SUPPLIED ENTRIES:
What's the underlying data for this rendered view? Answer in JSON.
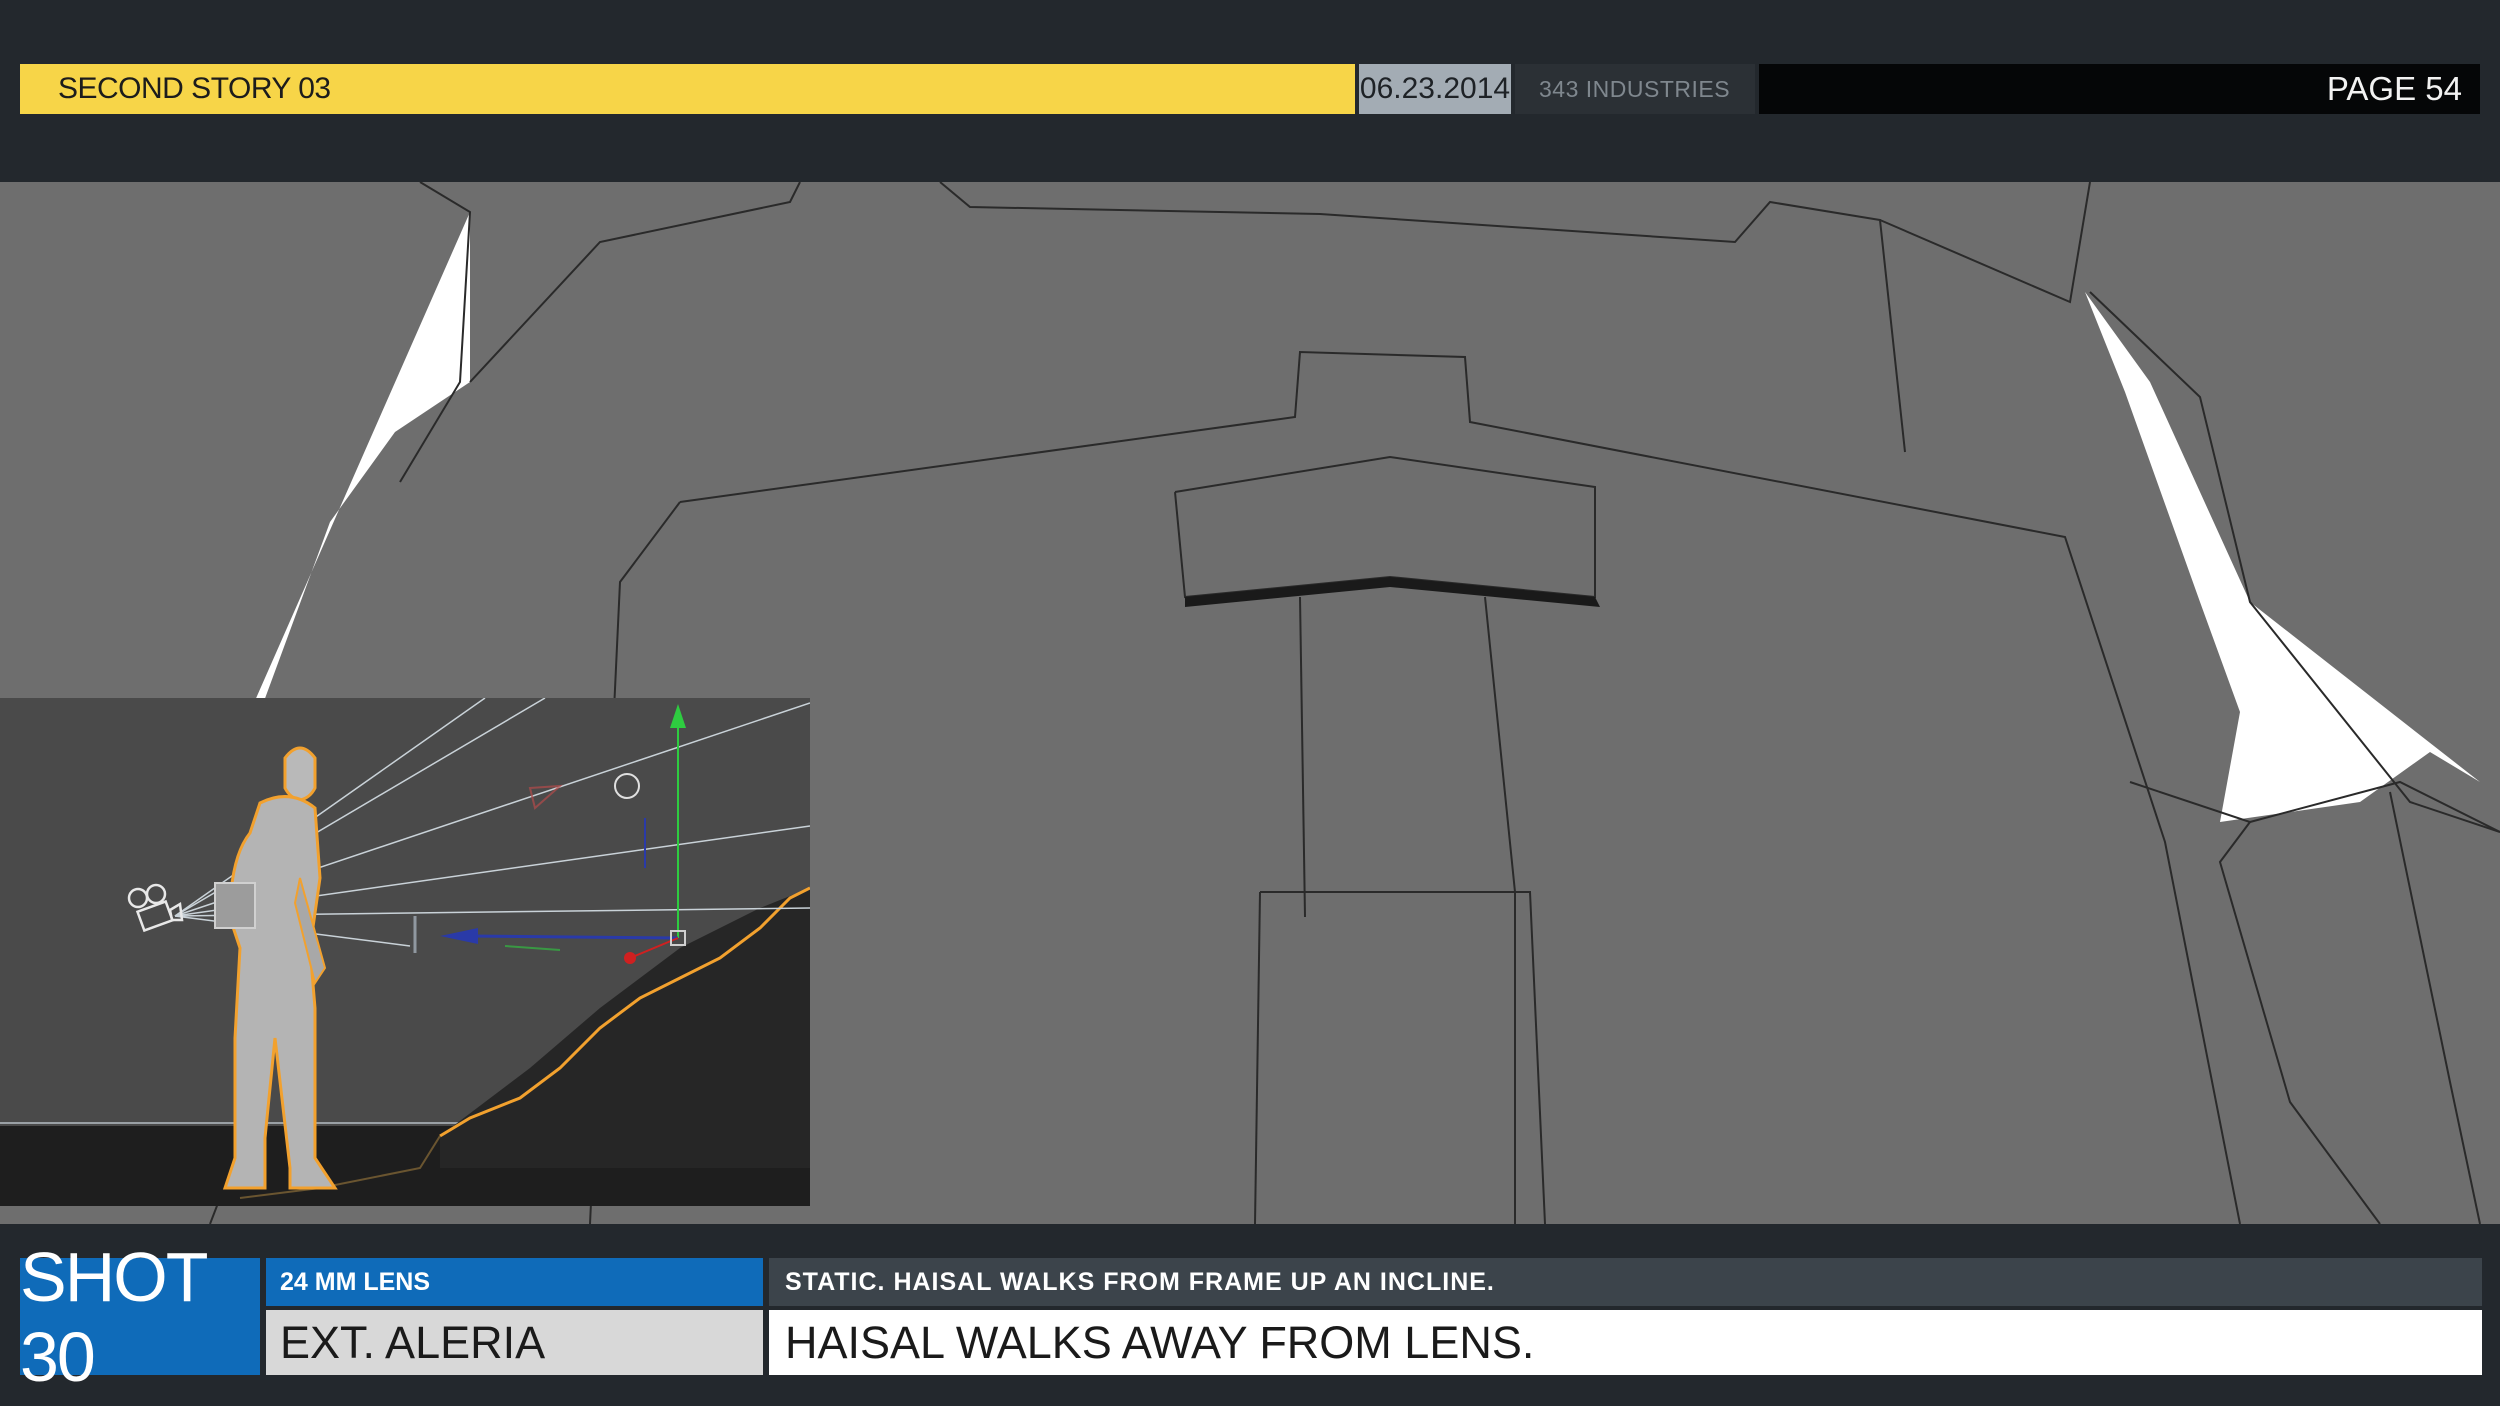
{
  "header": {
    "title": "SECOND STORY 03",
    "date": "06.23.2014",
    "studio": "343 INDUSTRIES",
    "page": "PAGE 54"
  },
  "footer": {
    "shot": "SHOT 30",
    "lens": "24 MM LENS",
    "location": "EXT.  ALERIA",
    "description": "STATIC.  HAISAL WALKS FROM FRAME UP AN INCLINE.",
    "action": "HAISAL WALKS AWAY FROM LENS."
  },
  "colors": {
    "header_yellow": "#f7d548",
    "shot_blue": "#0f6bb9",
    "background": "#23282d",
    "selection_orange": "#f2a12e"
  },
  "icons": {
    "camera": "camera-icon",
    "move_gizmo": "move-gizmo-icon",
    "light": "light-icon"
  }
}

WHAT YOU NEED TO DO:
Strip out the pictures and quote the remaining data word for word.

FULL RESPONSE:
What's the underlying data for this rendered view? Answer in JSON.
{
  "header": {
    "title": "SECOND STORY 03",
    "date": "06.23.2014",
    "studio": "343 INDUSTRIES",
    "page": "PAGE 54"
  },
  "footer": {
    "shot": "SHOT 30",
    "lens": "24 MM LENS",
    "location": "EXT.  ALERIA",
    "description": "STATIC.  HAISAL WALKS FROM FRAME UP AN INCLINE.",
    "action": "HAISAL WALKS AWAY FROM LENS."
  },
  "colors": {
    "header_yellow": "#f7d548",
    "shot_blue": "#0f6bb9",
    "background": "#23282d",
    "selection_orange": "#f2a12e"
  },
  "icons": {
    "camera": "camera-icon",
    "move_gizmo": "move-gizmo-icon",
    "light": "light-icon"
  }
}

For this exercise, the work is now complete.